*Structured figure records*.
○ ○ ○ ○ ○
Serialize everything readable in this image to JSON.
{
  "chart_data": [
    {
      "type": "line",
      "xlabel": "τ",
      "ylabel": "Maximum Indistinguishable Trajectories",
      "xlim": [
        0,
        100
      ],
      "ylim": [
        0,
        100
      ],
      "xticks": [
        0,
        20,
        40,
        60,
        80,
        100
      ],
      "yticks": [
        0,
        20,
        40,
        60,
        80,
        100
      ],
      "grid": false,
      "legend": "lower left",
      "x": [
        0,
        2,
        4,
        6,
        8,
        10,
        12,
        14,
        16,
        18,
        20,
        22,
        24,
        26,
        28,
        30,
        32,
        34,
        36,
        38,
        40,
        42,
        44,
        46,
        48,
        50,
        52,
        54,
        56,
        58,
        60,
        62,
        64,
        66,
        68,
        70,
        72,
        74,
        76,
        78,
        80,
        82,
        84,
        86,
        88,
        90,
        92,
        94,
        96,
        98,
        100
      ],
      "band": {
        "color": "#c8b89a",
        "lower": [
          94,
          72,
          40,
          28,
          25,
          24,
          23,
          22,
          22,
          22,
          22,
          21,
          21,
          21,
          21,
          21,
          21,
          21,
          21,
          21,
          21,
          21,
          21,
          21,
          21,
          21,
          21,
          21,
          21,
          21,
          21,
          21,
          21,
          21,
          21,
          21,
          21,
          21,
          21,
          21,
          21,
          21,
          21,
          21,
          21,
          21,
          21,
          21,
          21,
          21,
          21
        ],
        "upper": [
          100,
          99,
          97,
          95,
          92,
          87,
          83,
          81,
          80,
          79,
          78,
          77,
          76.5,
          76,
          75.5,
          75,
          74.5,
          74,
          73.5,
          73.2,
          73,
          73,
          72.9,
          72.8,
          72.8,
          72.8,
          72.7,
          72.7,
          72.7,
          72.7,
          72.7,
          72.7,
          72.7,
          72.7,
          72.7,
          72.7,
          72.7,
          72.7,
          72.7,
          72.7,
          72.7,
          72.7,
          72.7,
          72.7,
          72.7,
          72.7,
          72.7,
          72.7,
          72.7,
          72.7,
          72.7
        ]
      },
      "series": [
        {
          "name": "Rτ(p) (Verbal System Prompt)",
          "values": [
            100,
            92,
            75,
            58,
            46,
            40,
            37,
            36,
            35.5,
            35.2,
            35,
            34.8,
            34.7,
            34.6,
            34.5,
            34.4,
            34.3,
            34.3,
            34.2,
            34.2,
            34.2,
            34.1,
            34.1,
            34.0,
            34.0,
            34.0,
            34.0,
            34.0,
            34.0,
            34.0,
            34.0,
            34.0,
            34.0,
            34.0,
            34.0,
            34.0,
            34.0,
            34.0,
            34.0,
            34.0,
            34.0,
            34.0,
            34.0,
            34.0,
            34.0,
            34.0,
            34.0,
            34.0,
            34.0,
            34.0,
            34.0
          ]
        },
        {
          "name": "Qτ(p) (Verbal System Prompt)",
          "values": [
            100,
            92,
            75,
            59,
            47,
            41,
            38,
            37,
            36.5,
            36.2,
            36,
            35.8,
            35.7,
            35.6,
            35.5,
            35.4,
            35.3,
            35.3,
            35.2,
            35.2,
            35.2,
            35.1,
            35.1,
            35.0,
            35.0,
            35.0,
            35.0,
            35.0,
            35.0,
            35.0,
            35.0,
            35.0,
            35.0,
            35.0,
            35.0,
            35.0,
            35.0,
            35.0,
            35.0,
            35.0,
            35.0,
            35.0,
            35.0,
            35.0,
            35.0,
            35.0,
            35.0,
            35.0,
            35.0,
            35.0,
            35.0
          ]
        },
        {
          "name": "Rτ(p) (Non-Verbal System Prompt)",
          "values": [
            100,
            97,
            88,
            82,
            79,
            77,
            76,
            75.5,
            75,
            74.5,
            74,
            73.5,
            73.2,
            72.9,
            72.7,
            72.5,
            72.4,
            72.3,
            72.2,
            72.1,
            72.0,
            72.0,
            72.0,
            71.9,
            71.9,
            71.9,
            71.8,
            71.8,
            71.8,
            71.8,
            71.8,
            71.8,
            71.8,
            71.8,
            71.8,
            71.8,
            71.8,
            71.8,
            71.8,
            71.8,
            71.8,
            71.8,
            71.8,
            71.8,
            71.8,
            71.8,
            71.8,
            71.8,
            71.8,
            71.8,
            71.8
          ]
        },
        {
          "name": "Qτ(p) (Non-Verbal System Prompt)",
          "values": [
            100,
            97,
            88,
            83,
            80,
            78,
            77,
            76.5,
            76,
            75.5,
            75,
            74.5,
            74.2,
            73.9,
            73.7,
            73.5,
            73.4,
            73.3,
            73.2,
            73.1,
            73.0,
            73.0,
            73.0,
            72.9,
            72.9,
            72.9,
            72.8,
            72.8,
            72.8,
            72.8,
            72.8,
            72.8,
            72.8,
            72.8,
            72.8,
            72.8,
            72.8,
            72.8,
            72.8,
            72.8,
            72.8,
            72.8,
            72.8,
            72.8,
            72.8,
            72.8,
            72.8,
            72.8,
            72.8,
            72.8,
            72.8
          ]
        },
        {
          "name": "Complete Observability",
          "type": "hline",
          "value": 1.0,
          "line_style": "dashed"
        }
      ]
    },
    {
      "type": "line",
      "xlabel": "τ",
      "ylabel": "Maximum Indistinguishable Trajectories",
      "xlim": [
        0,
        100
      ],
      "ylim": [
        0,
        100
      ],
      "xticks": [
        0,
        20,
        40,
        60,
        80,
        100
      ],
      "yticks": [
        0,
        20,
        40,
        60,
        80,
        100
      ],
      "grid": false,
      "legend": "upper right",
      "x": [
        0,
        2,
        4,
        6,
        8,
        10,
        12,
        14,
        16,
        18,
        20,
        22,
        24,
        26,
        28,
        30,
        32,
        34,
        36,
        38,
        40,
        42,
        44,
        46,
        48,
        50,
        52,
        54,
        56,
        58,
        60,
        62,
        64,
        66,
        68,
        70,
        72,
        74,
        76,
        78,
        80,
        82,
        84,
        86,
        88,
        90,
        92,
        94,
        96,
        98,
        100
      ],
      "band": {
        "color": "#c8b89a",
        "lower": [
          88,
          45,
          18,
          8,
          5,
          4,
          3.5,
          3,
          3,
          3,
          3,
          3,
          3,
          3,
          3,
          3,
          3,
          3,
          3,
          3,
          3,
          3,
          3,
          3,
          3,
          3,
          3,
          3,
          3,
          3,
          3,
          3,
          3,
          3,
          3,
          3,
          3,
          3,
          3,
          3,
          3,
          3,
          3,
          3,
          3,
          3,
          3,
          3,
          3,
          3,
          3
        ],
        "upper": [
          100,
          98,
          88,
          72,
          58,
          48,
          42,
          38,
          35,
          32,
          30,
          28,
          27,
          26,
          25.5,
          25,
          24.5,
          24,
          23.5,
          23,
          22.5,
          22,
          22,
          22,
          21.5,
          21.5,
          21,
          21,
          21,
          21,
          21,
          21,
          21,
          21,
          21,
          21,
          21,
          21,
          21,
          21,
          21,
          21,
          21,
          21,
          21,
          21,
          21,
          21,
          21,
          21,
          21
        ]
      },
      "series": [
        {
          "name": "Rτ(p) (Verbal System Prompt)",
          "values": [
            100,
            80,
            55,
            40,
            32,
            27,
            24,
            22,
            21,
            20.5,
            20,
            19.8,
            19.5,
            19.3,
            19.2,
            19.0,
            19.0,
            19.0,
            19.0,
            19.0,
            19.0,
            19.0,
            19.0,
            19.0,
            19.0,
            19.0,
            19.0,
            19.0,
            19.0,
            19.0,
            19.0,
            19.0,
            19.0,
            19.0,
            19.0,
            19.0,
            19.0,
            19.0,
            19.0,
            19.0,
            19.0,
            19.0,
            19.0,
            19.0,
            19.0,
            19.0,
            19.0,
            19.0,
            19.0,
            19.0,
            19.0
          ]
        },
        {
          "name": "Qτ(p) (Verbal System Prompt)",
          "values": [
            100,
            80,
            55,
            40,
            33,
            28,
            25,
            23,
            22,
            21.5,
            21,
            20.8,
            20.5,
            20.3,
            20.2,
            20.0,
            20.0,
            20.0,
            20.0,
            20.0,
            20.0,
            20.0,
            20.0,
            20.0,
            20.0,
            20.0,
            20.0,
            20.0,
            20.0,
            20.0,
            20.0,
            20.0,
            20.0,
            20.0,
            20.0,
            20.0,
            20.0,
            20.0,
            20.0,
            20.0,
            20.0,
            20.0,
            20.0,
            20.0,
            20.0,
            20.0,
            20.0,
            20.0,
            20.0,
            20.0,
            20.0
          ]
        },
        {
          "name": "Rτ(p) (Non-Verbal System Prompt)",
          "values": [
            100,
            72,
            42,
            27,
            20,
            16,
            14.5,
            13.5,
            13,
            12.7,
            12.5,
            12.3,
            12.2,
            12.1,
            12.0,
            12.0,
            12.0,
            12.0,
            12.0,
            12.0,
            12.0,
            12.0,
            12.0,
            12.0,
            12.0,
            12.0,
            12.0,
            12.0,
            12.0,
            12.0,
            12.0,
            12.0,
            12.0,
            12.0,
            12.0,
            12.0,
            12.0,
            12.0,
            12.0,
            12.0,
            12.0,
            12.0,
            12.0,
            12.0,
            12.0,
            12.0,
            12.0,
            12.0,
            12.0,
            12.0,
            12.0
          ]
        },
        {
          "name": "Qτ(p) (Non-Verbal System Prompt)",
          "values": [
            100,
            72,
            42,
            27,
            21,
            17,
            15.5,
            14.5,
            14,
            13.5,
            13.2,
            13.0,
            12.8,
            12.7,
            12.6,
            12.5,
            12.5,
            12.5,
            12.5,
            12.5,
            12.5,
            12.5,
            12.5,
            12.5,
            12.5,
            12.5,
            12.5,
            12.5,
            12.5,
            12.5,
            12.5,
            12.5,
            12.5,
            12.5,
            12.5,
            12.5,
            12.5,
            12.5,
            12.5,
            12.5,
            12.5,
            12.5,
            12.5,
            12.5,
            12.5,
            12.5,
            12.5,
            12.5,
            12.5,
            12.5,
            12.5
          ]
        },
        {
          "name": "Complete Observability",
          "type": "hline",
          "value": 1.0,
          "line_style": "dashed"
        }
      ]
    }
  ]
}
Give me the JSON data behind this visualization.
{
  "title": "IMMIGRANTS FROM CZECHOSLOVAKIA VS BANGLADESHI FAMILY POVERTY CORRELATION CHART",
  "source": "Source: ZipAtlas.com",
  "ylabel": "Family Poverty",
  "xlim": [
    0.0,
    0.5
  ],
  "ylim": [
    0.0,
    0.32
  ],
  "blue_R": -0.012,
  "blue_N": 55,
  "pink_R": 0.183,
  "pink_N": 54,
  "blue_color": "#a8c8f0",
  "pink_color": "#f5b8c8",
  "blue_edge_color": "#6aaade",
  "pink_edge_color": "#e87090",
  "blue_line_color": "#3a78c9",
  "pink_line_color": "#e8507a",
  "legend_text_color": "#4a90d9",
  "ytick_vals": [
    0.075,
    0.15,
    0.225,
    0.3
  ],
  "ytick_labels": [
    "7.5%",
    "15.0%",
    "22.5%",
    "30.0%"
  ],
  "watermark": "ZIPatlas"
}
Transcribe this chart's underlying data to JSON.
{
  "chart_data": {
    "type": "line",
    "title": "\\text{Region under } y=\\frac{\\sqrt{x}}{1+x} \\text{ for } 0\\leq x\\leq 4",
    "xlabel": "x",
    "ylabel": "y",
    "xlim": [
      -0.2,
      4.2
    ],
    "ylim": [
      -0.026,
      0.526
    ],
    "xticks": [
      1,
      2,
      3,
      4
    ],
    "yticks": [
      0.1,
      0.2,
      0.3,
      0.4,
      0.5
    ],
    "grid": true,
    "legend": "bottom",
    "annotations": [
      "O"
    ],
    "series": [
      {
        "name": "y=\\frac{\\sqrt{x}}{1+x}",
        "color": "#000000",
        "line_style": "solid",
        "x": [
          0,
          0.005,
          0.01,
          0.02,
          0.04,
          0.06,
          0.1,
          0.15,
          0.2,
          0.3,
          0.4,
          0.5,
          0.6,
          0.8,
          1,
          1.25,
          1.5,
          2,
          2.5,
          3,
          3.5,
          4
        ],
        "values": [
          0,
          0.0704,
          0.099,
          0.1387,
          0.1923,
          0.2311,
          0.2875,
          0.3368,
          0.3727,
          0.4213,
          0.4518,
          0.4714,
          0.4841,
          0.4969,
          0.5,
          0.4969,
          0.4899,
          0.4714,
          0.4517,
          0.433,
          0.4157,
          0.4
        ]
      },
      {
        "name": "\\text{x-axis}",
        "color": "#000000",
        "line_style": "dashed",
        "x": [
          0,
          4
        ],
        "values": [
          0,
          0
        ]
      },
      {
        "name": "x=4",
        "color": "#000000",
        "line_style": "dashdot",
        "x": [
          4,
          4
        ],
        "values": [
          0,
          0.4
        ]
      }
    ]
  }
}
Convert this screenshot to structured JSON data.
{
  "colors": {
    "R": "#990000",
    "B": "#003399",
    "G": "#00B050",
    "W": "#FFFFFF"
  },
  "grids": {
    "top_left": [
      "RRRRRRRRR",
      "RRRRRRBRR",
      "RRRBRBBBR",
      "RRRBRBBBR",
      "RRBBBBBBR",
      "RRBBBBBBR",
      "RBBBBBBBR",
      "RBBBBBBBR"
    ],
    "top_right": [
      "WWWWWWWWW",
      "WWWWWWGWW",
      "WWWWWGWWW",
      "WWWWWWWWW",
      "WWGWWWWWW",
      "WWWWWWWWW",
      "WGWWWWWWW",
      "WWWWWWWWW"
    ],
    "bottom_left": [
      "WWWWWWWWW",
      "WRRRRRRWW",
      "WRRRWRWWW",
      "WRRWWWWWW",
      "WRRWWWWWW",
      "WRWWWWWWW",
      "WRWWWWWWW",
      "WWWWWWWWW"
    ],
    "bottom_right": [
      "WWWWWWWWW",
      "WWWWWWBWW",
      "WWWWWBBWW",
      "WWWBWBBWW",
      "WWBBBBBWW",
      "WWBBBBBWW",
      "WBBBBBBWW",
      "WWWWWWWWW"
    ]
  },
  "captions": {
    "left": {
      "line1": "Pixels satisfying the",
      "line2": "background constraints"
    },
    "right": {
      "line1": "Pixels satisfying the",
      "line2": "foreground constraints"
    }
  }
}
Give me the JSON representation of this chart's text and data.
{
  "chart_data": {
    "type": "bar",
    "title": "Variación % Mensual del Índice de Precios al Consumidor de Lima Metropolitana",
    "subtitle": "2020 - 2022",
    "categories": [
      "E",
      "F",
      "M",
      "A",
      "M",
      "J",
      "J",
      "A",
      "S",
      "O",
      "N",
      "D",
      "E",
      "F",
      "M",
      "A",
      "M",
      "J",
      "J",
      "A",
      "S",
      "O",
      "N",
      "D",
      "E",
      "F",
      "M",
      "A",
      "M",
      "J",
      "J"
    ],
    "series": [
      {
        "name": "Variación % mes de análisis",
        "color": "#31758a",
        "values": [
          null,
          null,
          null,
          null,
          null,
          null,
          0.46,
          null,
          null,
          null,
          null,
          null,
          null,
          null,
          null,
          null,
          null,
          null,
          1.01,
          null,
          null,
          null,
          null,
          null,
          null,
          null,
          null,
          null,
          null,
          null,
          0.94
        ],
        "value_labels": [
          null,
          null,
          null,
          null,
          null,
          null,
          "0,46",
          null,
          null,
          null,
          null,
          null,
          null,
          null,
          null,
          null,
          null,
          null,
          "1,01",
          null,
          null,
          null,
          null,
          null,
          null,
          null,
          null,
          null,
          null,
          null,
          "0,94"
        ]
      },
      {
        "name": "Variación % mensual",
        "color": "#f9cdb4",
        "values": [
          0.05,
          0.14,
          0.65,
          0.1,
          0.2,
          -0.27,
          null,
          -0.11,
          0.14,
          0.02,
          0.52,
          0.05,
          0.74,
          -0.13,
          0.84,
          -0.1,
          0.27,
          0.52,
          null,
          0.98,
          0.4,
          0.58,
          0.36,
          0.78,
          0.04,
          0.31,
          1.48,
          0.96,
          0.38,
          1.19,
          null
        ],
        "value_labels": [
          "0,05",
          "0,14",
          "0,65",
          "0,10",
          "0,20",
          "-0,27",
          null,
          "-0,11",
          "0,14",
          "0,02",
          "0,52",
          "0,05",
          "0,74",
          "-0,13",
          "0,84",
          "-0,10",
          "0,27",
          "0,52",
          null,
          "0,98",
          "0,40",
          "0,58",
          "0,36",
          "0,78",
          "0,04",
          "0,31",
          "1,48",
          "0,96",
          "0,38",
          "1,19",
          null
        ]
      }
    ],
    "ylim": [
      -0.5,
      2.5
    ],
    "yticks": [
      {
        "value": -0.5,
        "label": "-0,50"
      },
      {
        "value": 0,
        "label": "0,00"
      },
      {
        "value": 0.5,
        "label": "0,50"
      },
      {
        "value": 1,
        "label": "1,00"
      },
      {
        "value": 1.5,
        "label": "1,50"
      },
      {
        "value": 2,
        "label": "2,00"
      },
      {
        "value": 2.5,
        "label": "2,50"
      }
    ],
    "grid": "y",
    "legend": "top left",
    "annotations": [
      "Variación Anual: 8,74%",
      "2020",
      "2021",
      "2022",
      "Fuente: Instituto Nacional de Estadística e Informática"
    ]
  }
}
○ ○ ○ ○ ○
*Problem requirements*. Find each line with the string "sqrt" and copy it out.

*Full answer*.
    "title": "\\text{Region under } y=\\frac{\\sqrt{x}}{1+x} \\text{ for } 0\\leq x\\leq 4",
        "name": "y=\\frac{\\sqrt{x}}{1+x}",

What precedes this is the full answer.